● **STATED PROBLEM**: Lines that hold the string "disease" are to be counted; give only their number.

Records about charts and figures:
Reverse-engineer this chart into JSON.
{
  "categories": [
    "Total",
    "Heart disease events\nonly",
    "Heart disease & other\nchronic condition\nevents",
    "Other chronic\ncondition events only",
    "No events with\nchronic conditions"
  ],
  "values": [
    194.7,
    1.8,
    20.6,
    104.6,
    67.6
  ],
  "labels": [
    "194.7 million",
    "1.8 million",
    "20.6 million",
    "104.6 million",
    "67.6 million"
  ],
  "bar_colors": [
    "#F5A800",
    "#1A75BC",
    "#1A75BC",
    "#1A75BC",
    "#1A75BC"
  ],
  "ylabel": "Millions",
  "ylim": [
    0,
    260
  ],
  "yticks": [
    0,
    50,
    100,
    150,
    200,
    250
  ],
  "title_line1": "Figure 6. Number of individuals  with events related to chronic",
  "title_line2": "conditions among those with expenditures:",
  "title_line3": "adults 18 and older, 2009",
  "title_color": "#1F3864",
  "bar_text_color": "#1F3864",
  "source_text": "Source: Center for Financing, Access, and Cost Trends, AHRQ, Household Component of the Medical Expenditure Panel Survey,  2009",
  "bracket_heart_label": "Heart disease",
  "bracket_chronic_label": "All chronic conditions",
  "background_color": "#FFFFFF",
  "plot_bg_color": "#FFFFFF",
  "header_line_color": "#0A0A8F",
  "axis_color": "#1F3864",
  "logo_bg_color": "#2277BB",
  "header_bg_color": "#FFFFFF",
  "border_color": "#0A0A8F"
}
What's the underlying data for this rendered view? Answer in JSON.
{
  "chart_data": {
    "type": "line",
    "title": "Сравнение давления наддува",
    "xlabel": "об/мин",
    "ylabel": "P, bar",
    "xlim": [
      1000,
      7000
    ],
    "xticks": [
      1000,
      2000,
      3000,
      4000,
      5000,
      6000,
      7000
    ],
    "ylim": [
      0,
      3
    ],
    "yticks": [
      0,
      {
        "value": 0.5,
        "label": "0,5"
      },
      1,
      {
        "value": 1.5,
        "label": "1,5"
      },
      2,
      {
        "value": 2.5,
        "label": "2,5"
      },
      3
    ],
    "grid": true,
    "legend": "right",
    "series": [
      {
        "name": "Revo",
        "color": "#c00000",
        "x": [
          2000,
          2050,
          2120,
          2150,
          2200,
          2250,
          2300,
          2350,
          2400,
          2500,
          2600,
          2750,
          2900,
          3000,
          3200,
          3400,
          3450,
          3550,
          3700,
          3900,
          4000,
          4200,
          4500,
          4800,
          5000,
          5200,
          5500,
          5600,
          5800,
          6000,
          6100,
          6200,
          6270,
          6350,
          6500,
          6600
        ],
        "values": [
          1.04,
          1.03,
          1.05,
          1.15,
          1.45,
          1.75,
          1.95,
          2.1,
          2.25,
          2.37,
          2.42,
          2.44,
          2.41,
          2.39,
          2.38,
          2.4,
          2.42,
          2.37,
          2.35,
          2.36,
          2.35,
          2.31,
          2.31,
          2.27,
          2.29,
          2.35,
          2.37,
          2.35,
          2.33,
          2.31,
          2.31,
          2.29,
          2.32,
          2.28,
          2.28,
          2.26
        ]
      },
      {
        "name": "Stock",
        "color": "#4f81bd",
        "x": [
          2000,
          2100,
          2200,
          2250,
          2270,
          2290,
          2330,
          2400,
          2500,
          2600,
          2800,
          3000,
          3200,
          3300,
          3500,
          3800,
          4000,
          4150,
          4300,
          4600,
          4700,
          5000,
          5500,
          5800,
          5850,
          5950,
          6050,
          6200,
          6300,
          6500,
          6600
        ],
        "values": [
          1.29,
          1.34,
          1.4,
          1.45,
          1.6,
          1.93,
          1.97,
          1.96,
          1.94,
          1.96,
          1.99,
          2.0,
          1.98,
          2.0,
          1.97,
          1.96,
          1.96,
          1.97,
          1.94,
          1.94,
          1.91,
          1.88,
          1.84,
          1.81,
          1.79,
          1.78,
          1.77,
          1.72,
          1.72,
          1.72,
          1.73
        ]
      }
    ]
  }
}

● **EXERCISE SOLUTION**: 3